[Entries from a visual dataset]
[Begin]
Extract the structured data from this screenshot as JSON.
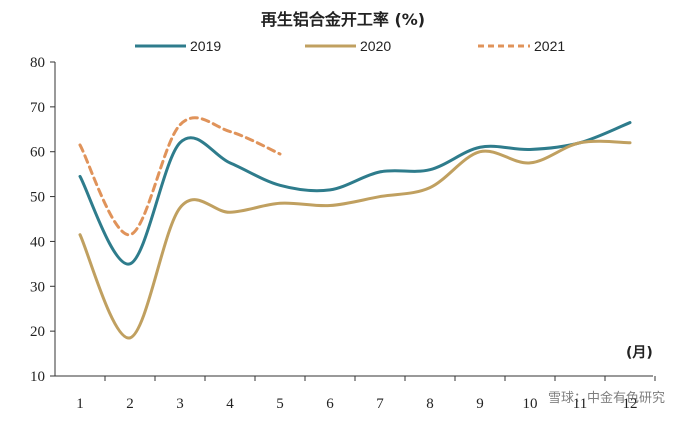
{
  "chart_data": {
    "type": "line",
    "title": "再生铝合金开工率 (%)",
    "xlabel": "(月)",
    "ylabel": "",
    "x": [
      1,
      2,
      3,
      4,
      5,
      6,
      7,
      8,
      9,
      10,
      11,
      12
    ],
    "xtick_labels": [
      "1",
      "2",
      "3",
      "4",
      "5",
      "6",
      "7",
      "8",
      "9",
      "10",
      "11",
      "12"
    ],
    "yticks": [
      10,
      20,
      30,
      40,
      50,
      60,
      70,
      80
    ],
    "ylim": [
      10,
      80
    ],
    "grid": false,
    "legend_position": "top",
    "series": [
      {
        "name": "2019",
        "color": "#2e7c8c",
        "style": "solid",
        "values": [
          [
            1,
            54.5
          ],
          [
            2,
            35
          ],
          [
            3,
            62
          ],
          [
            4,
            57.5
          ],
          [
            5,
            52.5
          ],
          [
            6,
            51.5
          ],
          [
            7,
            55.5
          ],
          [
            8,
            56
          ],
          [
            9,
            61
          ],
          [
            10,
            60.5
          ],
          [
            11,
            62
          ],
          [
            12,
            66.5
          ]
        ]
      },
      {
        "name": "2020",
        "color": "#c0a060",
        "style": "solid",
        "values": [
          [
            1,
            41.5
          ],
          [
            2,
            18.5
          ],
          [
            3,
            47.5
          ],
          [
            4,
            46.5
          ],
          [
            5,
            48.5
          ],
          [
            6,
            48
          ],
          [
            7,
            50
          ],
          [
            8,
            52
          ],
          [
            9,
            60
          ],
          [
            10,
            57.5
          ],
          [
            11,
            62
          ],
          [
            12,
            62
          ]
        ]
      },
      {
        "name": "2021",
        "color": "#e0935a",
        "style": "dashed",
        "values": [
          [
            1,
            61.5
          ],
          [
            2,
            41.5
          ],
          [
            3,
            66
          ],
          [
            4,
            64.5
          ],
          [
            5,
            59.5
          ]
        ]
      }
    ]
  },
  "watermark": "雪球：中金有色研究"
}
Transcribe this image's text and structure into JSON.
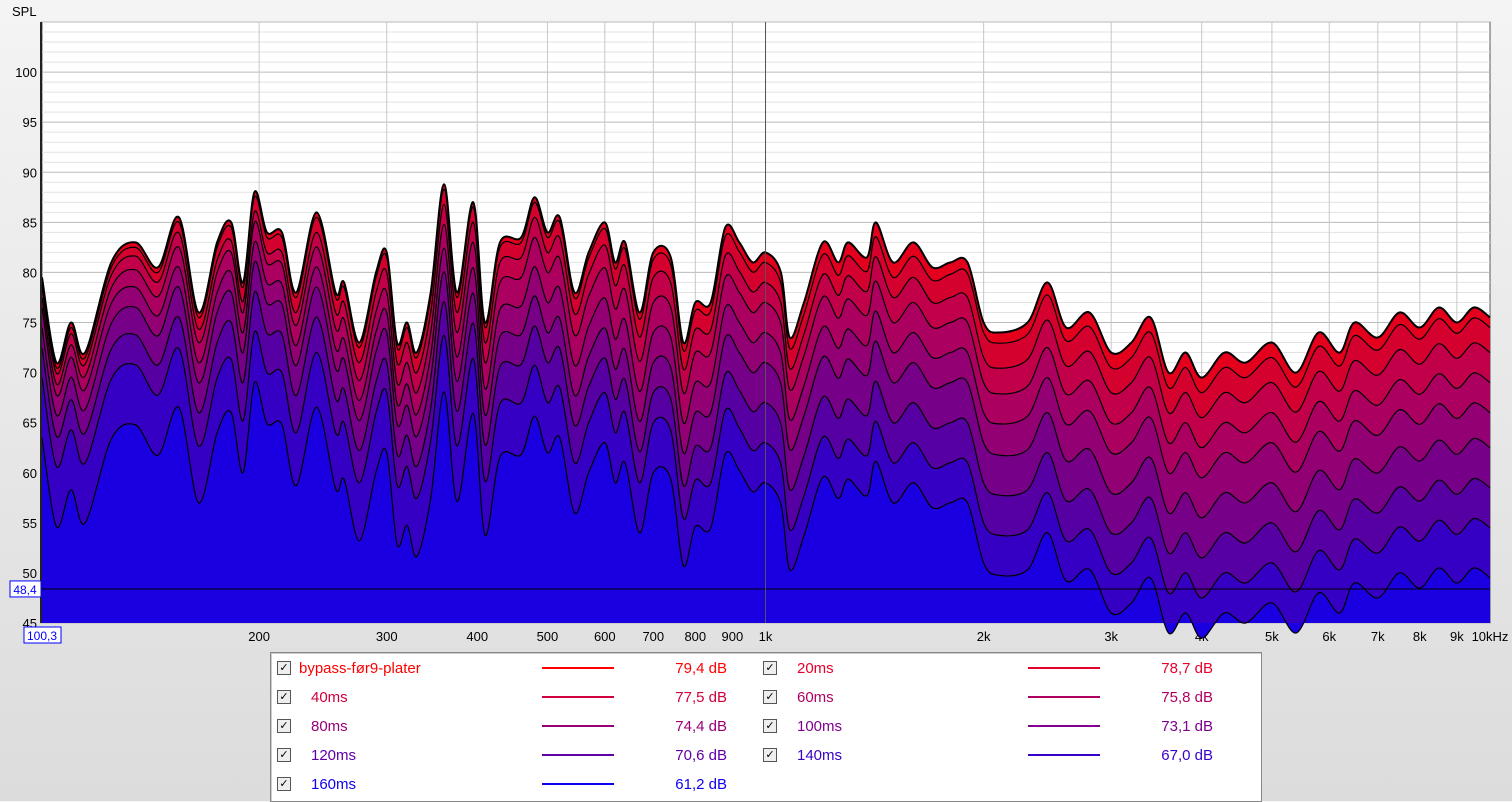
{
  "chart_data": {
    "type": "area",
    "ylabel": "SPL",
    "xunit": "kHz",
    "ylim": [
      45,
      105
    ],
    "xlim": [
      100.3,
      10000
    ],
    "yticks": [
      45,
      50,
      55,
      60,
      65,
      70,
      75,
      80,
      85,
      90,
      95,
      100
    ],
    "xticks": [
      {
        "v": 200,
        "l": "200"
      },
      {
        "v": 300,
        "l": "300"
      },
      {
        "v": 400,
        "l": "400"
      },
      {
        "v": 500,
        "l": "500"
      },
      {
        "v": 600,
        "l": "600"
      },
      {
        "v": 700,
        "l": "700"
      },
      {
        "v": 800,
        "l": "800"
      },
      {
        "v": 900,
        "l": "900"
      },
      {
        "v": 1000,
        "l": "1k"
      },
      {
        "v": 2000,
        "l": "2k"
      },
      {
        "v": 3000,
        "l": "3k"
      },
      {
        "v": 4000,
        "l": "4k"
      },
      {
        "v": 5000,
        "l": "5k"
      },
      {
        "v": 6000,
        "l": "6k"
      },
      {
        "v": 7000,
        "l": "7k"
      },
      {
        "v": 8000,
        "l": "8k"
      },
      {
        "v": 9000,
        "l": "9k"
      },
      {
        "v": 10000,
        "l": "10kHz"
      }
    ],
    "cursor": {
      "x_label": "100,3",
      "y_label": "48,4",
      "y": 48.4,
      "x": 1000
    },
    "freq": [
      100,
      105,
      110,
      115,
      125,
      135,
      145,
      155,
      165,
      175,
      183,
      190,
      197,
      205,
      215,
      225,
      240,
      255,
      262,
      275,
      290,
      300,
      310,
      320,
      330,
      345,
      360,
      375,
      395,
      410,
      430,
      460,
      480,
      500,
      520,
      545,
      570,
      600,
      620,
      640,
      670,
      700,
      740,
      770,
      800,
      840,
      880,
      920,
      960,
      1000,
      1050,
      1080,
      1130,
      1200,
      1260,
      1300,
      1380,
      1420,
      1500,
      1600,
      1700,
      1800,
      1900,
      2000,
      2100,
      2300,
      2450,
      2600,
      2800,
      3000,
      3200,
      3400,
      3600,
      3800,
      4000,
      4300,
      4600,
      5000,
      5400,
      5800,
      6200,
      6500,
      7000,
      7500,
      8000,
      8500,
      9000,
      9500,
      10000
    ],
    "top_values": [
      79.5,
      71,
      75,
      72,
      81,
      83,
      80.5,
      85.5,
      76,
      83,
      85,
      79,
      88,
      84,
      84,
      78,
      86,
      78,
      79,
      73,
      80,
      82,
      73,
      75,
      72,
      78,
      88.8,
      78,
      87,
      75,
      83,
      83.5,
      87.5,
      84,
      85.5,
      78,
      82,
      85,
      81,
      83,
      76,
      82,
      81.5,
      73,
      77,
      77,
      84.5,
      83,
      81,
      82,
      80,
      73.5,
      77,
      83,
      81,
      83,
      81.5,
      85,
      81,
      83,
      80.5,
      81,
      81,
      75,
      74,
      75,
      79,
      74.5,
      76,
      72,
      73,
      75.5,
      70,
      72,
      69.5,
      72,
      71,
      73,
      70,
      74,
      72,
      75,
      73.5,
      76,
      74.5,
      76.5,
      75,
      76.5,
      75.5
    ],
    "offset_freq": [
      100,
      150,
      200,
      300,
      500,
      700,
      1000,
      1500,
      2000,
      3000,
      5000,
      10000
    ],
    "series": [
      {
        "name": "bypass-før9-plater",
        "value": "79,4 dB",
        "color": "#ff0000",
        "fill": "#e4001c",
        "offsets": [
          0,
          0,
          0,
          0,
          0,
          0,
          0,
          0,
          0,
          0,
          0,
          0
        ]
      },
      {
        "name": "20ms",
        "value": "78,7 dB",
        "color": "#e8002c",
        "fill": "#d4002e",
        "offsets": [
          0.5,
          0.5,
          0.5,
          0.5,
          0.5,
          0.7,
          1,
          1.5,
          1,
          1.5,
          1.5,
          1
        ]
      },
      {
        "name": "40ms",
        "value": "77,5 dB",
        "color": "#d0003c",
        "fill": "#c2004a",
        "offsets": [
          1,
          1.5,
          2,
          2,
          2,
          2.5,
          3,
          3.5,
          3.5,
          4,
          4,
          3.5
        ]
      },
      {
        "name": "60ms",
        "value": "75,8 dB",
        "color": "#b00060",
        "fill": "#ac0060",
        "offsets": [
          2,
          3,
          3,
          4,
          4,
          5,
          5,
          6,
          6,
          7,
          7,
          6.5
        ]
      },
      {
        "name": "80ms",
        "value": "74,4 dB",
        "color": "#980078",
        "fill": "#920074",
        "offsets": [
          3,
          5,
          5,
          6,
          7,
          8,
          8,
          9,
          9,
          10,
          10,
          9.5
        ]
      },
      {
        "name": "100ms",
        "value": "73,1 dB",
        "color": "#800090",
        "fill": "#760088",
        "offsets": [
          5,
          7,
          7,
          8,
          10,
          11,
          11,
          12,
          12,
          14,
          14,
          13
        ]
      },
      {
        "name": "120ms",
        "value": "70,6 dB",
        "color": "#6000a8",
        "fill": "#5600a4",
        "offsets": [
          7,
          10,
          10,
          11,
          13,
          14,
          15,
          16,
          16,
          18,
          18,
          17
        ]
      },
      {
        "name": "140ms",
        "value": "67,0 dB",
        "color": "#3800c8",
        "fill": "#3600c4",
        "offsets": [
          10,
          13,
          14,
          14,
          17,
          17,
          19,
          20,
          20,
          22,
          22,
          21
        ]
      },
      {
        "name": "160ms",
        "value": "61,2 dB",
        "color": "#1000f0",
        "fill": "#1a00e0",
        "offsets": [
          16,
          19,
          19,
          20,
          22,
          22,
          23,
          24,
          24,
          26,
          26,
          26
        ]
      }
    ]
  },
  "legend": {
    "check": "✓"
  }
}
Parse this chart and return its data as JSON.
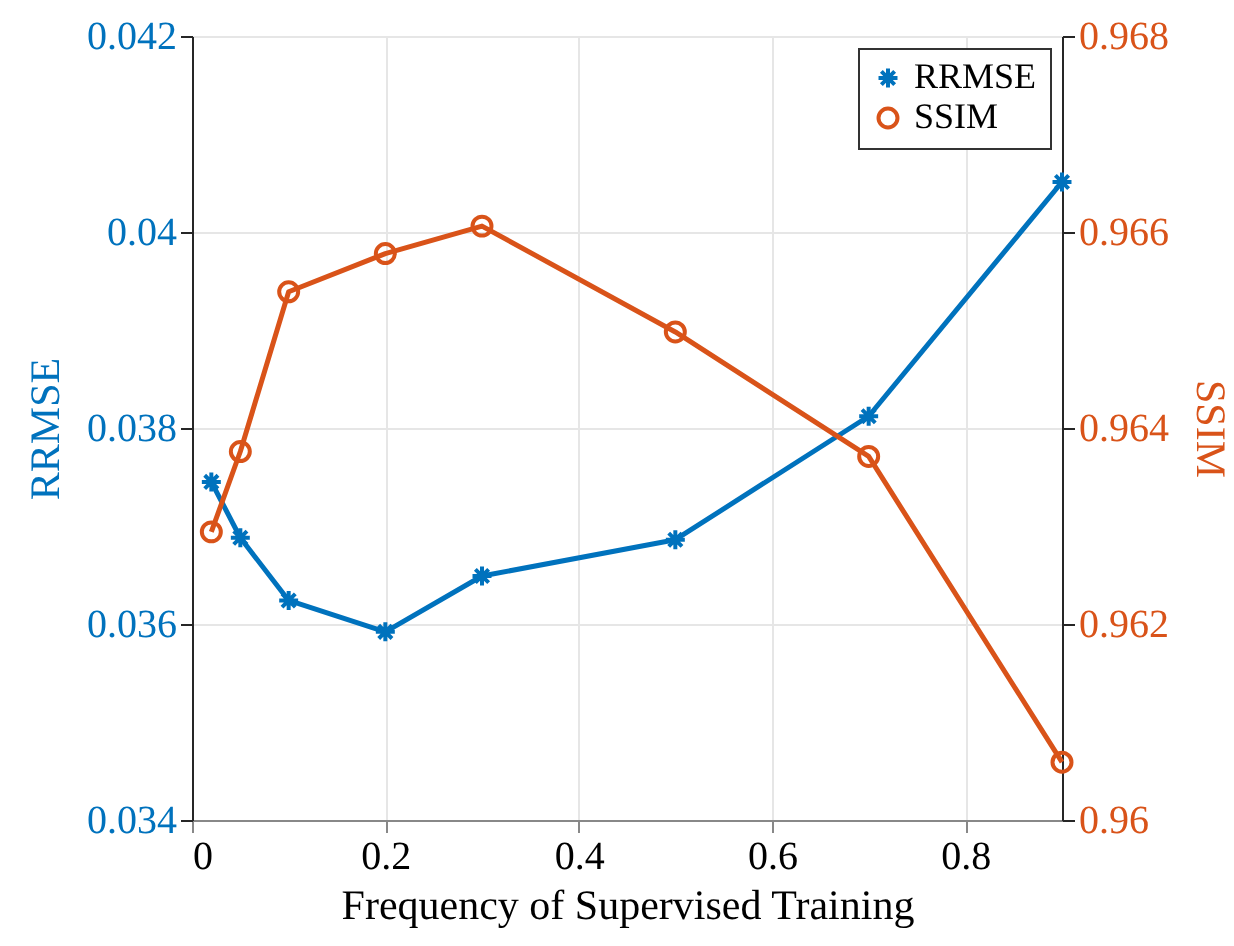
{
  "chart_data": {
    "type": "line",
    "xlabel": "Frequency of Supervised Training",
    "ylabel": "RRMSE",
    "y2label": "SSIM",
    "x": [
      0.02,
      0.05,
      0.1,
      0.2,
      0.3,
      0.5,
      0.7,
      0.9
    ],
    "series": [
      {
        "name": "RRMSE",
        "color": "#0072bd",
        "marker": "cross",
        "values": [
          0.03745,
          0.03688,
          0.03624,
          0.03592,
          0.03649,
          0.03686,
          0.03812,
          0.04051
        ]
      },
      {
        "name": "SSIM",
        "color": "#d95319",
        "marker": "circle",
        "axis": "y2",
        "values": [
          0.96294,
          0.96376,
          0.96539,
          0.96578,
          0.96606,
          0.96498,
          0.96371,
          0.96059
        ]
      }
    ],
    "xlim": [
      0,
      0.9
    ],
    "xticks": [
      0,
      0.2,
      0.4,
      0.6,
      0.8
    ],
    "ylim": [
      0.034,
      0.042
    ],
    "yticks": [
      0.034,
      0.036,
      0.038,
      0.04,
      0.042
    ],
    "y2lim": [
      0.96,
      0.968
    ],
    "y2ticks": [
      0.96,
      0.962,
      0.964,
      0.966,
      0.968
    ],
    "grid": true,
    "legend": "top right",
    "line_style": "solid"
  }
}
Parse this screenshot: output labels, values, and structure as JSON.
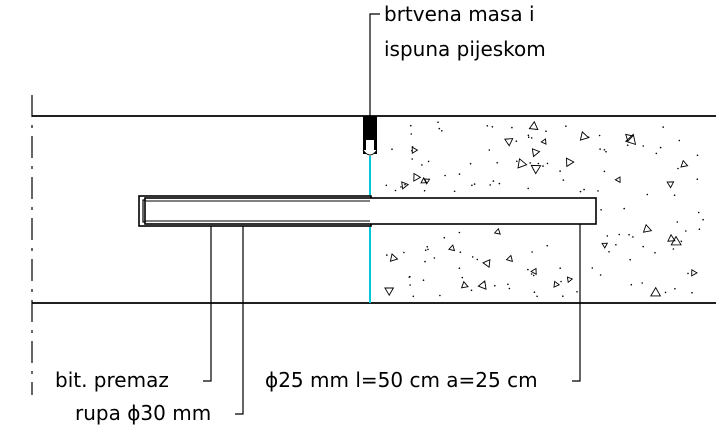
{
  "labels": {
    "sealant_line1": "brtvena masa i",
    "sealant_line2": "ispuna pijeskom",
    "coating": "bit. premaz",
    "hole": "rupa ϕ30 mm",
    "dowel": "ϕ25 mm l=50 cm a=25 cm"
  },
  "colors": {
    "ink": "#000000",
    "joint": "#00c8d8",
    "background": "#ffffff"
  }
}
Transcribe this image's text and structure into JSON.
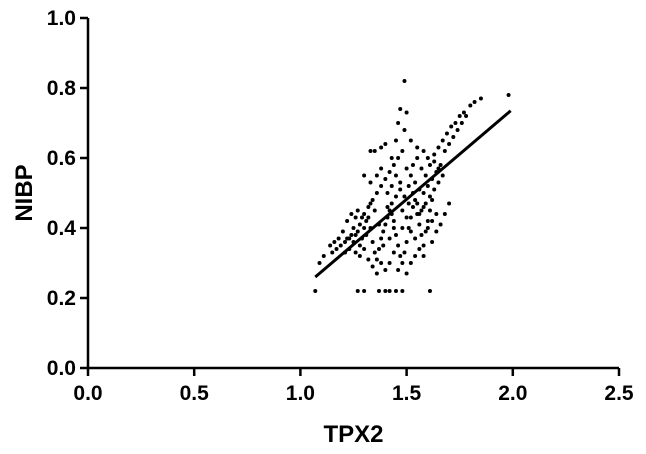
[End]
▶ **WHAT IS REQUIRED**:
Take the line that contains "Parse this screenshot: output" and every line after it up to the end of the records above, and restate them exactly, without the pictures.

▶ **RESPONSE FOR THIS EXERCISE**:
Parse this screenshot: output labels, values, and structure as JSON.
{
  "labels": {
    "sealant_line1": "brtvena masa i",
    "sealant_line2": "ispuna pijeskom",
    "coating": "bit. premaz",
    "hole": "rupa ϕ30 mm",
    "dowel": "ϕ25 mm l=50 cm a=25 cm"
  },
  "colors": {
    "ink": "#000000",
    "joint": "#00c8d8",
    "background": "#ffffff"
  }
}
Transcribe this image's text and structure into JSON.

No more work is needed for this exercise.